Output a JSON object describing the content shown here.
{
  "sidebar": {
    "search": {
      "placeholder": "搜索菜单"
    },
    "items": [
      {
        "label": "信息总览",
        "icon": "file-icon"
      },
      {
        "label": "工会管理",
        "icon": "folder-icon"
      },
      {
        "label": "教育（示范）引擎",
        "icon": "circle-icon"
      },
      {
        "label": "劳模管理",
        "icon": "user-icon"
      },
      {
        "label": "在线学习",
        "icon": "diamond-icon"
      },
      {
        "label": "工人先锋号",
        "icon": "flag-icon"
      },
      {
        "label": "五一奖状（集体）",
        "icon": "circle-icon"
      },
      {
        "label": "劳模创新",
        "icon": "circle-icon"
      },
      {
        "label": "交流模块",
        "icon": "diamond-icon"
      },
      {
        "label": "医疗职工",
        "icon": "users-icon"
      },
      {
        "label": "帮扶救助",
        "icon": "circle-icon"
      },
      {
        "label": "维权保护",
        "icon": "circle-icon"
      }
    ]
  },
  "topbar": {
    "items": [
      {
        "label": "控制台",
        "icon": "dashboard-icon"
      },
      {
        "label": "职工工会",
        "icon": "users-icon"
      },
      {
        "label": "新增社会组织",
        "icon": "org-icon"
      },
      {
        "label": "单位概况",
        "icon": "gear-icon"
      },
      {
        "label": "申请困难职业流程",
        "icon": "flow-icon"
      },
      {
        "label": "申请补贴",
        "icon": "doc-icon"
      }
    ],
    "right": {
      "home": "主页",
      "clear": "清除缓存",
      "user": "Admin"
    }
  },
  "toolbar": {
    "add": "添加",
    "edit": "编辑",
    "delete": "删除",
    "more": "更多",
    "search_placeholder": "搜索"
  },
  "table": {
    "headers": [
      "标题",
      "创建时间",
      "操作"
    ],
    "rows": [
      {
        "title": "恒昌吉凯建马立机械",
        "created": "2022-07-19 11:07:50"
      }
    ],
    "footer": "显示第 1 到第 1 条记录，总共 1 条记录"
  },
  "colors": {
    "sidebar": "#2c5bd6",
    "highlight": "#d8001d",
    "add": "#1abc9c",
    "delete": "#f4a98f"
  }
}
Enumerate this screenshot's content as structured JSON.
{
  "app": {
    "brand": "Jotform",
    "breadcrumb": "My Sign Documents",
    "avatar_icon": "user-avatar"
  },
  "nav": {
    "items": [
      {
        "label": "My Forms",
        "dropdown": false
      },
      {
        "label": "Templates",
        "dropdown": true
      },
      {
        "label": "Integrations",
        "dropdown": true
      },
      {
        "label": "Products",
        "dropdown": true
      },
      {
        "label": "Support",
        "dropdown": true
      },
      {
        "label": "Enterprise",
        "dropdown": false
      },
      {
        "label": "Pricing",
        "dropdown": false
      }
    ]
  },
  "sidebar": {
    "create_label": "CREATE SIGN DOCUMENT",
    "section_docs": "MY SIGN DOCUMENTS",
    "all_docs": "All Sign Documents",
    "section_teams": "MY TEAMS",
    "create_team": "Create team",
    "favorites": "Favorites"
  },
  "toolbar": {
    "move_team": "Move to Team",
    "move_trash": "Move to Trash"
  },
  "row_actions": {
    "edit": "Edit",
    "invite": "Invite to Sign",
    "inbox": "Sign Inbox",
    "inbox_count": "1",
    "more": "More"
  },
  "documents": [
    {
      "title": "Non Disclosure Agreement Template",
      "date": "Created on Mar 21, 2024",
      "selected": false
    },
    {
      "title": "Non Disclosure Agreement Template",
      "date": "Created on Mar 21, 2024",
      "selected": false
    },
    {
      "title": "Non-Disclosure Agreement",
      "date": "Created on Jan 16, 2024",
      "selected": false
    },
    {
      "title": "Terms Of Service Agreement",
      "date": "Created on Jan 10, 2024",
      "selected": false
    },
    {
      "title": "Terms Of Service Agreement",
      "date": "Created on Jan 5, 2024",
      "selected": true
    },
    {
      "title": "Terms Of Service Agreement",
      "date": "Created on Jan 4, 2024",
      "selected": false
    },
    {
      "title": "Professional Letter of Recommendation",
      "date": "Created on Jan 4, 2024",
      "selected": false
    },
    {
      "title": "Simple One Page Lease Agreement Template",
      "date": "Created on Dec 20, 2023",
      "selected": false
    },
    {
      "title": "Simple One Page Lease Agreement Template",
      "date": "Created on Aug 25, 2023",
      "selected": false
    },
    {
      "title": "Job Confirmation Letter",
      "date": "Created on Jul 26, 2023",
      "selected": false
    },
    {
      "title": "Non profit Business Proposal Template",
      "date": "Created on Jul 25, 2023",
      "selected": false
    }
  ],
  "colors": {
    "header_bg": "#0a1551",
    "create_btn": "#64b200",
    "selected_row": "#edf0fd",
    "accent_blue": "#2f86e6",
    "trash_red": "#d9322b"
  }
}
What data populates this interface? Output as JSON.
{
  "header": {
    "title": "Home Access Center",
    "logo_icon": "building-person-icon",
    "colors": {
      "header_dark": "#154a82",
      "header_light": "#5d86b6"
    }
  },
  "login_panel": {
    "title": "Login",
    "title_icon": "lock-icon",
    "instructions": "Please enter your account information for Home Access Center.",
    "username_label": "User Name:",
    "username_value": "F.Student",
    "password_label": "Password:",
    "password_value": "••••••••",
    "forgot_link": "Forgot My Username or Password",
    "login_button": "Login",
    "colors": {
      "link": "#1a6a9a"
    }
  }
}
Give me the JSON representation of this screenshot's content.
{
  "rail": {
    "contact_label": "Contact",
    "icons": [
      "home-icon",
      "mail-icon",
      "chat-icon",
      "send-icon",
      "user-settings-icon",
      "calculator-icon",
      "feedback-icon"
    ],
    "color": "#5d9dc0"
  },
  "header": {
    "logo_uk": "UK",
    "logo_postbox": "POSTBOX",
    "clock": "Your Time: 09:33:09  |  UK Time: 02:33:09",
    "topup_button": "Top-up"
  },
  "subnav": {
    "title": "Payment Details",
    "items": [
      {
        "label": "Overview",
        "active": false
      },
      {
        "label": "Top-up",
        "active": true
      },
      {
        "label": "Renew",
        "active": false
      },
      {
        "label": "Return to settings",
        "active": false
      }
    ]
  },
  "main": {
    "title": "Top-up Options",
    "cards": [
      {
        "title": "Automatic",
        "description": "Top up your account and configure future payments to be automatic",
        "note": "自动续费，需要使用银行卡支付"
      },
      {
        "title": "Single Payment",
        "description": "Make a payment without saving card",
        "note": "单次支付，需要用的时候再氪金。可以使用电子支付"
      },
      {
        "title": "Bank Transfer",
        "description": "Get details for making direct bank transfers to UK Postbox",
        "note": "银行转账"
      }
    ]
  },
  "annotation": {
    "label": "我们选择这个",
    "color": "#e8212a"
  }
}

************

Reproduce the records above exactly as they appear.

IN RESPONSE ▸
Output a JSON object describing the content shown here.
{
  "sidebar": {
    "search": {
      "placeholder": "搜索菜单"
    },
    "items": [
      {
        "label": "信息总览",
        "icon": "file-icon"
      },
      {
        "label": "工会管理",
        "icon": "folder-icon"
      },
      {
        "label": "教育（示范）引擎",
        "icon": "circle-icon"
      },
      {
        "label": "劳模管理",
        "icon": "user-icon"
      },
      {
        "label": "在线学习",
        "icon": "diamond-icon"
      },
      {
        "label": "工人先锋号",
        "icon": "flag-icon"
      },
      {
        "label": "五一奖状（集体）",
        "icon": "circle-icon"
      },
      {
        "label": "劳模创新",
        "icon": "circle-icon"
      },
      {
        "label": "交流模块",
        "icon": "diamond-icon"
      },
      {
        "label": "医疗职工",
        "icon": "users-icon"
      },
      {
        "label": "帮扶救助",
        "icon": "circle-icon"
      },
      {
        "label": "维权保护",
        "icon": "circle-icon"
      }
    ]
  },
  "topbar": {
    "items": [
      {
        "label": "控制台",
        "icon": "dashboard-icon"
      },
      {
        "label": "职工工会",
        "icon": "users-icon"
      },
      {
        "label": "新增社会组织",
        "icon": "org-icon"
      },
      {
        "label": "单位概况",
        "icon": "gear-icon"
      },
      {
        "label": "申请困难职业流程",
        "icon": "flow-icon"
      },
      {
        "label": "申请补贴",
        "icon": "doc-icon"
      }
    ],
    "right": {
      "home": "主页",
      "clear": "清除缓存",
      "user": "Admin"
    }
  },
  "toolbar": {
    "add": "添加",
    "edit": "编辑",
    "delete": "删除",
    "more": "更多",
    "search_placeholder": "搜索"
  },
  "table": {
    "headers": [
      "标题",
      "创建时间",
      "操作"
    ],
    "rows": [
      {
        "title": "恒昌吉凯建马立机械",
        "created": "2022-07-19 11:07:50"
      }
    ],
    "footer": "显示第 1 到第 1 条记录，总共 1 条记录"
  },
  "colors": {
    "sidebar": "#2c5bd6",
    "highlight": "#d8001d",
    "add": "#1abc9c",
    "delete": "#f4a98f"
  }
}
Enumerate this screenshot's content as structured JSON.
{
  "app": {
    "brand": "Jotform",
    "breadcrumb": "My Sign Documents",
    "avatar_icon": "user-avatar"
  },
  "nav": {
    "items": [
      {
        "label": "My Forms",
        "dropdown": false
      },
      {
        "label": "Templates",
        "dropdown": true
      },
      {
        "label": "Integrations",
        "dropdown": true
      },
      {
        "label": "Products",
        "dropdown": true
      },
      {
        "label": "Support",
        "dropdown": true
      },
      {
        "label": "Enterprise",
        "dropdown": false
      },
      {
        "label": "Pricing",
        "dropdown": false
      }
    ]
  },
  "sidebar": {
    "create_label": "CREATE SIGN DOCUMENT",
    "section_docs": "MY SIGN DOCUMENTS",
    "all_docs": "All Sign Documents",
    "section_teams": "MY TEAMS",
    "create_team": "Create team",
    "favorites": "Favorites"
  },
  "toolbar": {
    "move_team": "Move to Team",
    "move_trash": "Move to Trash"
  },
  "row_actions": {
    "edit": "Edit",
    "invite": "Invite to Sign",
    "inbox": "Sign Inbox",
    "inbox_count": "1",
    "more": "More"
  },
  "documents": [
    {
      "title": "Non Disclosure Agreement Template",
      "date": "Created on Mar 21, 2024",
      "selected": false
    },
    {
      "title": "Non Disclosure Agreement Template",
      "date": "Created on Mar 21, 2024",
      "selected": false
    },
    {
      "title": "Non-Disclosure Agreement",
      "date": "Created on Jan 16, 2024",
      "selected": false
    },
    {
      "title": "Terms Of Service Agreement",
      "date": "Created on Jan 10, 2024",
      "selected": false
    },
    {
      "title": "Terms Of Service Agreement",
      "date": "Created on Jan 5, 2024",
      "selected": true
    },
    {
      "title": "Terms Of Service Agreement",
      "date": "Created on Jan 4, 2024",
      "selected": false
    },
    {
      "title": "Professional Letter of Recommendation",
      "date": "Created on Jan 4, 2024",
      "selected": false
    },
    {
      "title": "Simple One Page Lease Agreement Template",
      "date": "Created on Dec 20, 2023",
      "selected": false
    },
    {
      "title": "Simple One Page Lease Agreement Template",
      "date": "Created on Aug 25, 2023",
      "selected": false
    },
    {
      "title": "Job Confirmation Letter",
      "date": "Created on Jul 26, 2023",
      "selected": false
    },
    {
      "title": "Non profit Business Proposal Template",
      "date": "Created on Jul 25, 2023",
      "selected": false
    }
  ],
  "colors": {
    "header_bg": "#0a1551",
    "create_btn": "#64b200",
    "selected_row": "#edf0fd",
    "accent_blue": "#2f86e6",
    "trash_red": "#d9322b"
  }
}
What data populates this interface? Output as JSON.
{
  "header": {
    "title": "Home Access Center",
    "logo_icon": "building-person-icon",
    "colors": {
      "header_dark": "#154a82",
      "header_light": "#5d86b6"
    }
  },
  "login_panel": {
    "title": "Login",
    "title_icon": "lock-icon",
    "instructions": "Please enter your account information for Home Access Center.",
    "username_label": "User Name:",
    "username_value": "F.Student",
    "password_label": "Password:",
    "password_value": "••••••••",
    "forgot_link": "Forgot My Username or Password",
    "login_button": "Login",
    "colors": {
      "link": "#1a6a9a"
    }
  }
}
Give me the JSON representation of this screenshot's content.
{
  "rail": {
    "contact_label": "Contact",
    "icons": [
      "home-icon",
      "mail-icon",
      "chat-icon",
      "send-icon",
      "user-settings-icon",
      "calculator-icon",
      "feedback-icon"
    ],
    "color": "#5d9dc0"
  },
  "header": {
    "logo_uk": "UK",
    "logo_postbox": "POSTBOX",
    "clock": "Your Time: 09:33:09  |  UK Time: 02:33:09",
    "topup_button": "Top-up"
  },
  "subnav": {
    "title": "Payment Details",
    "items": [
      {
        "label": "Overview",
        "active": false
      },
      {
        "label": "Top-up",
        "active": true
      },
      {
        "label": "Renew",
        "active": false
      },
      {
        "label": "Return to settings",
        "active": false
      }
    ]
  },
  "main": {
    "title": "Top-up Options",
    "cards": [
      {
        "title": "Automatic",
        "description": "Top up your account and configure future payments to be automatic",
        "note": "自动续费，需要使用银行卡支付"
      },
      {
        "title": "Single Payment",
        "description": "Make a payment without saving card",
        "note": "单次支付，需要用的时候再氪金。可以使用电子支付"
      },
      {
        "title": "Bank Transfer",
        "description": "Get details for making direct bank transfers to UK Postbox",
        "note": "银行转账"
      }
    ]
  },
  "annotation": {
    "label": "我们选择这个",
    "color": "#e8212a"
  }
}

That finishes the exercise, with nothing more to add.